Start RECORD EXCERPTS
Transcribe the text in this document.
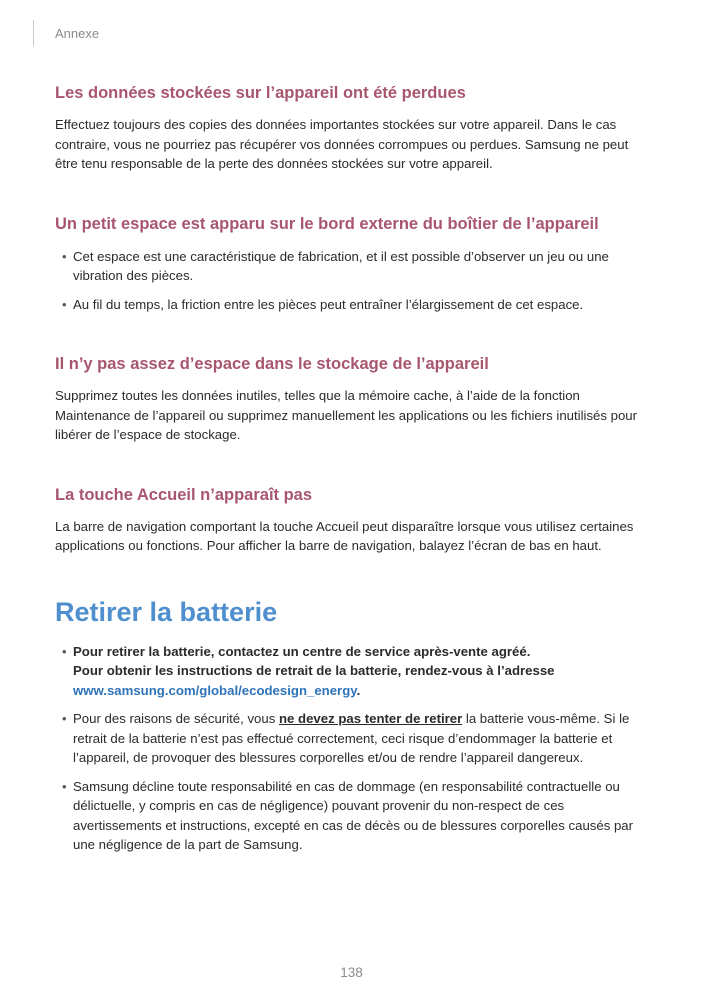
Annexe
Les données stockées sur l’appareil ont été perdues

Effectuez toujours des copies des données importantes stockées sur votre appareil. Dans le cas contraire, vous ne pourriez pas récupérer vos données corrompues ou perdues. Samsung ne peut être tenu responsable de la perte des données stockées sur votre appareil.

Un petit espace est apparu sur le bord externe du boîtier de l’appareil
• Cet espace est une caractéristique de fabrication, et il est possible d’observer un jeu ou une vibration des pièces.
• Au fil du temps, la friction entre les pièces peut entraîner l’élargissement de cet espace.
Il n’y pas assez d’espace dans le stockage de l’appareil

Supprimez toutes les données inutiles, telles que la mémoire cache, à l’aide de la fonction Maintenance de l’appareil ou supprimez manuellement les applications ou les fichiers inutilisés pour libérer de l’espace de stockage.

La touche Accueil n’apparaît pas

La barre de navigation comportant la touche Accueil peut disparaître lorsque vous utilisez certaines applications ou fonctions. Pour afficher la barre de navigation, balayez l’écran de bas en haut.

Retirer la batterie
• Pour retirer la batterie, contactez un centre de service après-vente agréé.
Pour obtenir les instructions de retrait de la batterie, rendez-vous à l’adresse
www.samsung.com/global/ecodesign_energy.
• Pour des raisons de sécurité, vous ne devez pas tenter de retirer la batterie vous-même. Si le retrait de la batterie n’est pas effectué correctement, ceci risque d’endommager la batterie et l’appareil, de provoquer des blessures corporelles et/ou de rendre l’appareil dangereux.
• Samsung décline toute responsabilité en cas de dommage (en responsabilité contractuelle ou délictuelle, y compris en cas de négligence) pouvant provenir du non-respect de ces avertissements et instructions, excepté en cas de décès ou de blessures corporelles causés par une négligence de la part de Samsung.
138
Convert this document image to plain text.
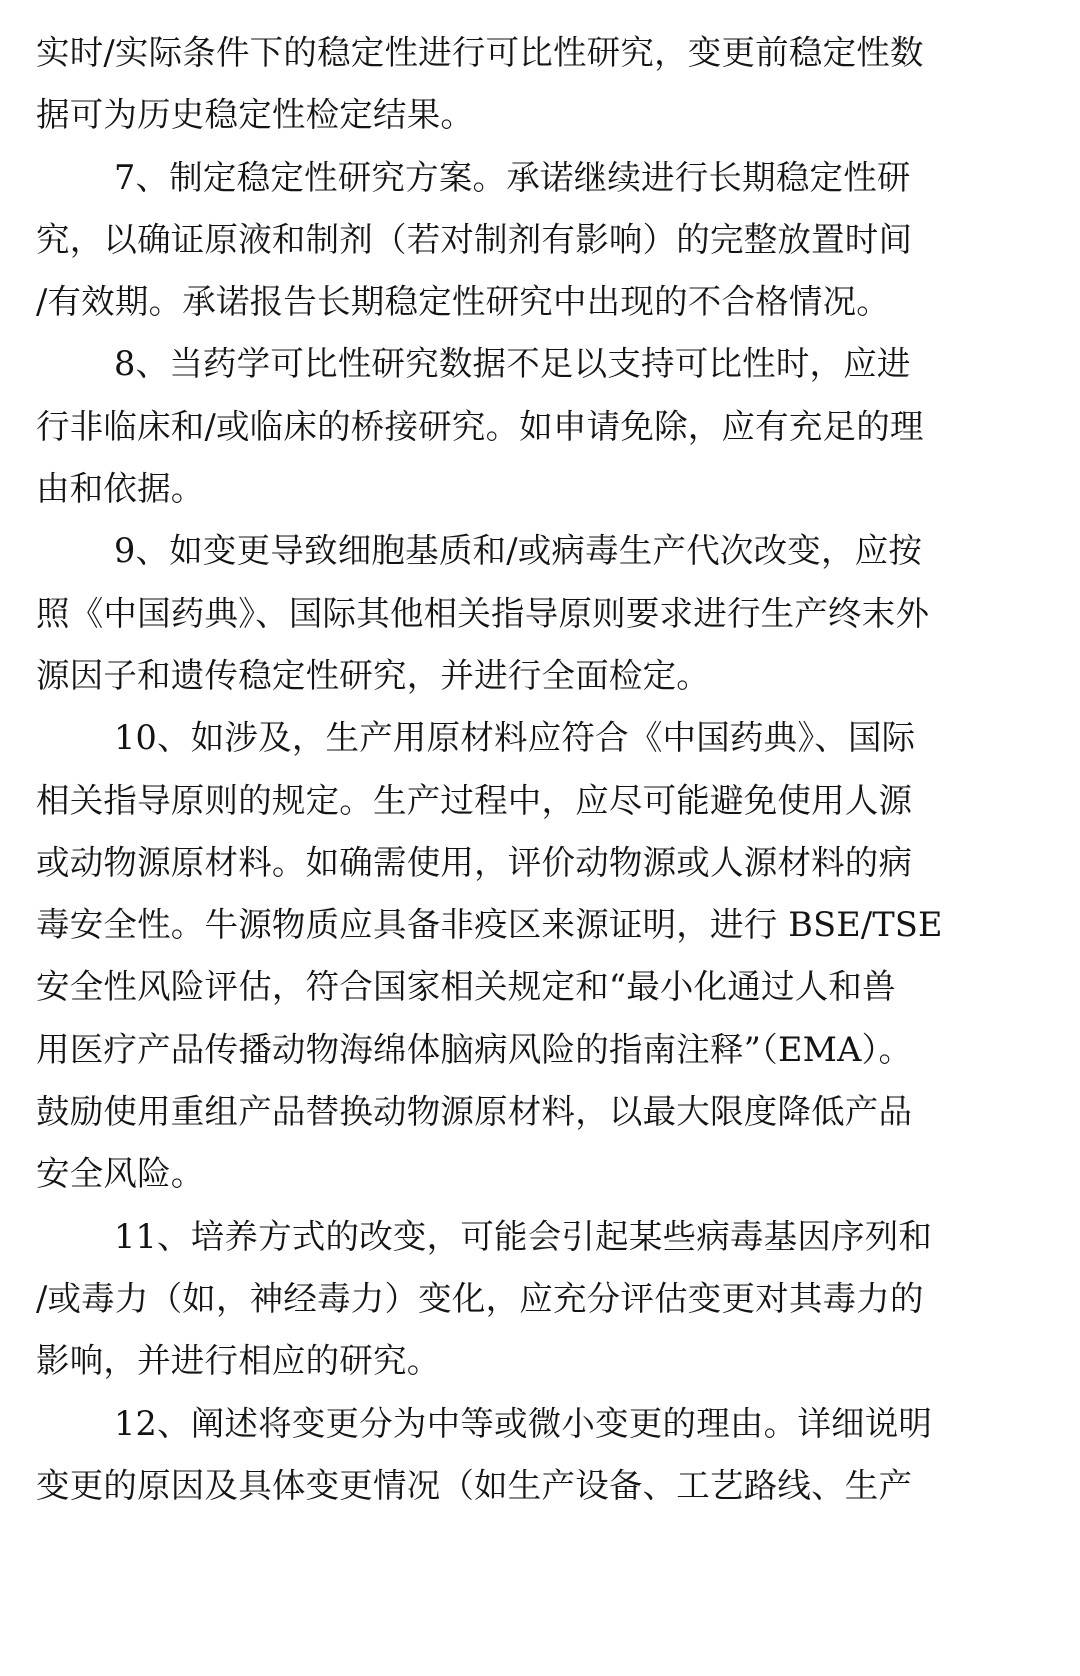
实时/实际条件下的稳定性进行可比性研究，变更前稳定性数
据可为历史稳定性检定结果。
7、制定稳定性研究方案。承诺继续进行长期稳定性研
究，以确证原液和制剂（若对制剂有影响）的完整放置时间
/有效期。承诺报告长期稳定性研究中出现的不合格情况。
8、当药学可比性研究数据不足以支持可比性时，应进
行非临床和/或临床的桥接研究。如申请免除，应有充足的理
由和依据。
9、如变更导致细胞基质和/或病毒生产代次改变，应按
照《中国药典》、国际其他相关指导原则要求进行生产终末外
源因子和遗传稳定性研究，并进行全面检定。
10、如涉及，生产用原材料应符合《中国药典》、国际
相关指导原则的规定。生产过程中，应尽可能避免使用人源
或动物源原材料。如确需使用，评价动物源或人源材料的病
毒安全性。牛源物质应具备非疫区来源证明，进行 BSE/TSE
安全性风险评估，符合国家相关规定和“最小化通过人和兽
用医疗产品传播动物海绵体脑病风险的指南注释”（EMA）。
鼓励使用重组产品替换动物源原材料，以最大限度降低产品
安全风险。
11、培养方式的改变，可能会引起某些病毒基因序列和
/或毒力（如，神经毒力）变化，应充分评估变更对其毒力的
影响，并进行相应的研究。
12、阐述将变更分为中等或微小变更的理由。详细说明
变更的原因及具体变更情况（如生产设备、工艺路线、生产
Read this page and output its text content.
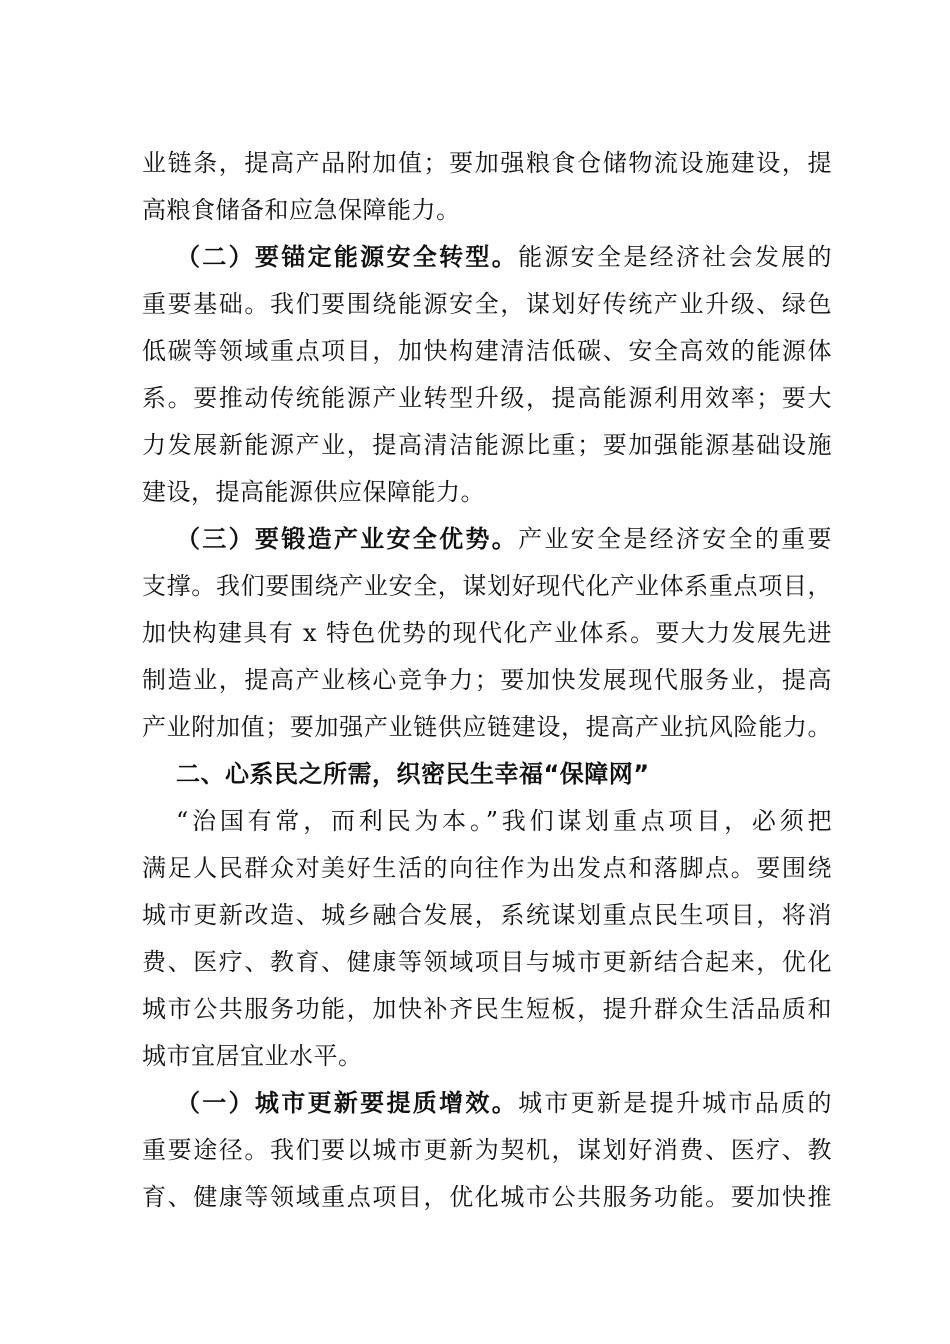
业链条，提高产品附加值；要加强粮食仓储物流设施建设，提
高粮食储备和应急保障能力。
（二）要锚定能源安全转型。能源安全是经济社会发展的
重要基础。我们要围绕能源安全，谋划好传统产业升级、绿色
低碳等领域重点项目，加快构建清洁低碳、安全高效的能源体
系。要推动传统能源产业转型升级，提高能源利用效率；要大
力发展新能源产业，提高清洁能源比重；要加强能源基础设施
建设，提高能源供应保障能力。
（三）要锻造产业安全优势。产业安全是经济安全的重要
支撑。我们要围绕产业安全，谋划好现代化产业体系重点项目，
加快构建具有 x 特色优势的现代化产业体系。要大力发展先进
制造业，提高产业核心竞争力；要加快发展现代服务业，提高
产业附加值；要加强产业链供应链建设，提高产业抗风险能力。
二、心系民之所需，织密民生幸福“保障网”
“治国有常，而利民为本。”我们谋划重点项目，必须把
满足人民群众对美好生活的向往作为出发点和落脚点。要围绕
城市更新改造、城乡融合发展，系统谋划重点民生项目，将消
费、医疗、教育、健康等领域项目与城市更新结合起来，优化
城市公共服务功能，加快补齐民生短板，提升群众生活品质和
城市宜居宜业水平。
（一）城市更新要提质增效。城市更新是提升城市品质的
重要途径。我们要以城市更新为契机，谋划好消费、医疗、教
育、健康等领域重点项目，优化城市公共服务功能。要加快推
End RECORD EXCERPTS
- EXERCISE DIRECTIONS:
From the entries above, list each line with "Accueil" in it.

- ANSWER TO THE EXERCISE:
La touche Accueil n’apparaît pas
La barre de navigation comportant la touche Accueil peut disparaître lorsque vous utilisez certaines applications ou fonctions. Pour afficher la barre de navigation, balayez l’écran de bas en haut.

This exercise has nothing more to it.